* **Short problem**
Return each entry exactly, omitting nothing.

* **Records supplied**

——

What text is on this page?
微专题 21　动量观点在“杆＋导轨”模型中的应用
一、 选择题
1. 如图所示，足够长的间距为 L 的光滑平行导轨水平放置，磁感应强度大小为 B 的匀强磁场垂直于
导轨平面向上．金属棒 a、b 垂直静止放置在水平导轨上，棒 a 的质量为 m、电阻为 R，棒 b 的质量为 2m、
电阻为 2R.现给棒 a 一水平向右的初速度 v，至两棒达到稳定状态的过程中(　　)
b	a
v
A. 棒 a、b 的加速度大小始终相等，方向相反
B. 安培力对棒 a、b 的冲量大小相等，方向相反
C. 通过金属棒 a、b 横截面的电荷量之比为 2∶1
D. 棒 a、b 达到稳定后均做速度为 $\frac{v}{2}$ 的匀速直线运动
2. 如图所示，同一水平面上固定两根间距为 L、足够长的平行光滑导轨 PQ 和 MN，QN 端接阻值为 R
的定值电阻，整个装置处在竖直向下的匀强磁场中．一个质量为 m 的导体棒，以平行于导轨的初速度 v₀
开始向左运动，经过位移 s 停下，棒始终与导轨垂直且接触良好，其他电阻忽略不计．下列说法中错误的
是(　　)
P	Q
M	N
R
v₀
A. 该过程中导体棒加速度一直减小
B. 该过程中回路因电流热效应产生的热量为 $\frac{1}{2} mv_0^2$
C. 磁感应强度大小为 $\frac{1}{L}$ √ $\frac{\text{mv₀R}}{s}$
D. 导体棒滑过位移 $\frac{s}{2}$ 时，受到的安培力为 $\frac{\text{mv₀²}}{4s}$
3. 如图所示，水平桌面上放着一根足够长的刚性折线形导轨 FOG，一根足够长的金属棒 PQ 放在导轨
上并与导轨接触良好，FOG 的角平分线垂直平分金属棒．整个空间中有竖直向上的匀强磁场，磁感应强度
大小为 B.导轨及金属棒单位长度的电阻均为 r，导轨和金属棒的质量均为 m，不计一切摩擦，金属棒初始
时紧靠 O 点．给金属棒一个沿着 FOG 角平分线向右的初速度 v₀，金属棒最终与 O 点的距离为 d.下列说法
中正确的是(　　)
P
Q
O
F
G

——

* **Correct answer**
What text is on this page?
微专题 21　动量观点在“杆＋导轨”模型中的应用
一、 选择题
1. 如图所示，足够长的间距为 L 的光滑平行导轨水平放置，磁感应强度大小为 B 的匀强磁场垂直于
导轨平面向上．金属棒 a、b 垂直静止放置在水平导轨上，棒 a 的质量为 m、电阻为 R，棒 b 的质量为 2m、
电阻为 2R.现给棒 a 一水平向右的初速度 v，至两棒达到稳定状态的过程中(　　)
b	a
v
A. 棒 a、b 的加速度大小始终相等，方向相反
B. 安培力对棒 a、b 的冲量大小相等，方向相反
C. 通过金属棒 a、b 横截面的电荷量之比为 2∶1
D. 棒 a、b 达到稳定后均做速度为 $\frac{v}{2}$ 的匀速直线运动
2. 如图所示，同一水平面上固定两根间距为 L、足够长的平行光滑导轨 PQ 和 MN，QN 端接阻值为 R
的定值电阻，整个装置处在竖直向下的匀强磁场中．一个质量为 m 的导体棒，以平行于导轨的初速度 v₀
开始向左运动，经过位移 s 停下，棒始终与导轨垂直且接触良好，其他电阻忽略不计．下列说法中错误的
是(　　)
P	Q
M	N
R
v₀
A. 该过程中导体棒加速度一直减小
B. 该过程中回路因电流热效应产生的热量为 $\frac{1}{2} mv_0^2$
C. 磁感应强度大小为 $\frac{1}{L}$ √ $\frac{\text{mv₀R}}{s}$
D. 导体棒滑过位移 $\frac{s}{2}$ 时，受到的安培力为 $\frac{\text{mv₀²}}{4s}$
3. 如图所示，水平桌面上放着一根足够长的刚性折线形导轨 FOG，一根足够长的金属棒 PQ 放在导轨
上并与导轨接触良好，FOG 的角平分线垂直平分金属棒．整个空间中有竖直向上的匀强磁场，磁感应强度
大小为 B.导轨及金属棒单位长度的电阻均为 r，导轨和金属棒的质量均为 m，不计一切摩擦，金属棒初始
时紧靠 O 点．给金属棒一个沿着 FOG 角平分线向右的初速度 v₀，金属棒最终与 O 点的距离为 d.下列说法
中正确的是(　　)
P
Q
O
F
G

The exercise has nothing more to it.